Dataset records
■ ■ ■ ■

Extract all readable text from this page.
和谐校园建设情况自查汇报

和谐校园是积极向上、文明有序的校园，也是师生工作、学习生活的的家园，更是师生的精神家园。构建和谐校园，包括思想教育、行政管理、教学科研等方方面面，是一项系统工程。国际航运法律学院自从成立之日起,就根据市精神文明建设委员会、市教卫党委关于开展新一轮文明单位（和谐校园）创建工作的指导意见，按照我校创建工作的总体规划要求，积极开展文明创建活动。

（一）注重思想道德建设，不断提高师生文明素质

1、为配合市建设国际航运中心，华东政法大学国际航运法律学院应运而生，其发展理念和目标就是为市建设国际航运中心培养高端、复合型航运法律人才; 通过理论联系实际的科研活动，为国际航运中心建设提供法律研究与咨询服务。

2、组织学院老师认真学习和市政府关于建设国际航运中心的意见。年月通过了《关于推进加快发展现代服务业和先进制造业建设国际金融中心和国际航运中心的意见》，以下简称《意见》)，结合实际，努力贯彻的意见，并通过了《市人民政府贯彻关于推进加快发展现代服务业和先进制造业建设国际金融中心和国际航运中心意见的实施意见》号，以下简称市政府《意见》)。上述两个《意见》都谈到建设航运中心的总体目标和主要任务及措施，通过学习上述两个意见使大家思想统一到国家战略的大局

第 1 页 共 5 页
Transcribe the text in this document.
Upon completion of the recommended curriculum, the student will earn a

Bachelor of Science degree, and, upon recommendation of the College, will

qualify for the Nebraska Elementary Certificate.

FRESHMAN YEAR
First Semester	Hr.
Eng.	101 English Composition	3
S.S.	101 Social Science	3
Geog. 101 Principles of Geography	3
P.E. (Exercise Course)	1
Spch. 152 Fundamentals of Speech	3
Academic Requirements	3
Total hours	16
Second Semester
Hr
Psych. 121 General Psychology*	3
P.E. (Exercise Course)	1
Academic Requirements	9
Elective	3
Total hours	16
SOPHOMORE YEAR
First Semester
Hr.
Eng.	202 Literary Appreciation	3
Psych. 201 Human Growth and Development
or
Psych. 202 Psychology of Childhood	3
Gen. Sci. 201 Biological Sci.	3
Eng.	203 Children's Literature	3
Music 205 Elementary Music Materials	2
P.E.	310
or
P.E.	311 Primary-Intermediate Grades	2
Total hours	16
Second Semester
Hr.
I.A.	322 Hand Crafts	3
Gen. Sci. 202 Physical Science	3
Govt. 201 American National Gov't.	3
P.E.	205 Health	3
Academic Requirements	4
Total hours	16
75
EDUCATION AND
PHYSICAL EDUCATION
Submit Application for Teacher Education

■ ■ ■ ■

• [The exercise] Please reproduce every line of the material word for word.

• [Final result]
Extract all readable text from this page.
和谐校园建设情况自查汇报

和谐校园是积极向上、文明有序的校园，也是师生工作、学习生活的的家园，更是师生的精神家园。构建和谐校园，包括思想教育、行政管理、教学科研等方方面面，是一项系统工程。国际航运法律学院自从成立之日起,就根据市精神文明建设委员会、市教卫党委关于开展新一轮文明单位（和谐校园）创建工作的指导意见，按照我校创建工作的总体规划要求，积极开展文明创建活动。

（一）注重思想道德建设，不断提高师生文明素质

1、为配合市建设国际航运中心，华东政法大学国际航运法律学院应运而生，其发展理念和目标就是为市建设国际航运中心培养高端、复合型航运法律人才; 通过理论联系实际的科研活动，为国际航运中心建设提供法律研究与咨询服务。

2、组织学院老师认真学习和市政府关于建设国际航运中心的意见。年月通过了《关于推进加快发展现代服务业和先进制造业建设国际金融中心和国际航运中心的意见》，以下简称《意见》)，结合实际，努力贯彻的意见，并通过了《市人民政府贯彻关于推进加快发展现代服务业和先进制造业建设国际金融中心和国际航运中心意见的实施意见》号，以下简称市政府《意见》)。上述两个《意见》都谈到建设航运中心的总体目标和主要任务及措施，通过学习上述两个意见使大家思想统一到国家战略的大局

第 1 页 共 5 页
Transcribe the text in this document.
Upon completion of the recommended curriculum, the student will earn a

Bachelor of Science degree, and, upon recommendation of the College, will

qualify for the Nebraska Elementary Certificate.

FRESHMAN YEAR
First Semester	Hr.
Eng.	101 English Composition	3
S.S.	101 Social Science	3
Geog. 101 Principles of Geography	3
P.E. (Exercise Course)	1
Spch. 152 Fundamentals of Speech	3
Academic Requirements	3
Total hours	16
Second Semester
Hr
Psych. 121 General Psychology*	3
P.E. (Exercise Course)	1
Academic Requirements	9
Elective	3
Total hours	16
SOPHOMORE YEAR
First Semester
Hr.
Eng.	202 Literary Appreciation	3
Psych. 201 Human Growth and Development
or
Psych. 202 Psychology of Childhood	3
Gen. Sci. 201 Biological Sci.	3
Eng.	203 Children's Literature	3
Music 205 Elementary Music Materials	2
P.E.	310
or
P.E.	311 Primary-Intermediate Grades	2
Total hours	16
Second Semester
Hr.
I.A.	322 Hand Crafts	3
Gen. Sci. 202 Physical Science	3
Govt. 201 American National Gov't.	3
P.E.	205 Health	3
Academic Requirements	4
Total hours	16
75
EDUCATION AND
PHYSICAL EDUCATION
Submit Application for Teacher Education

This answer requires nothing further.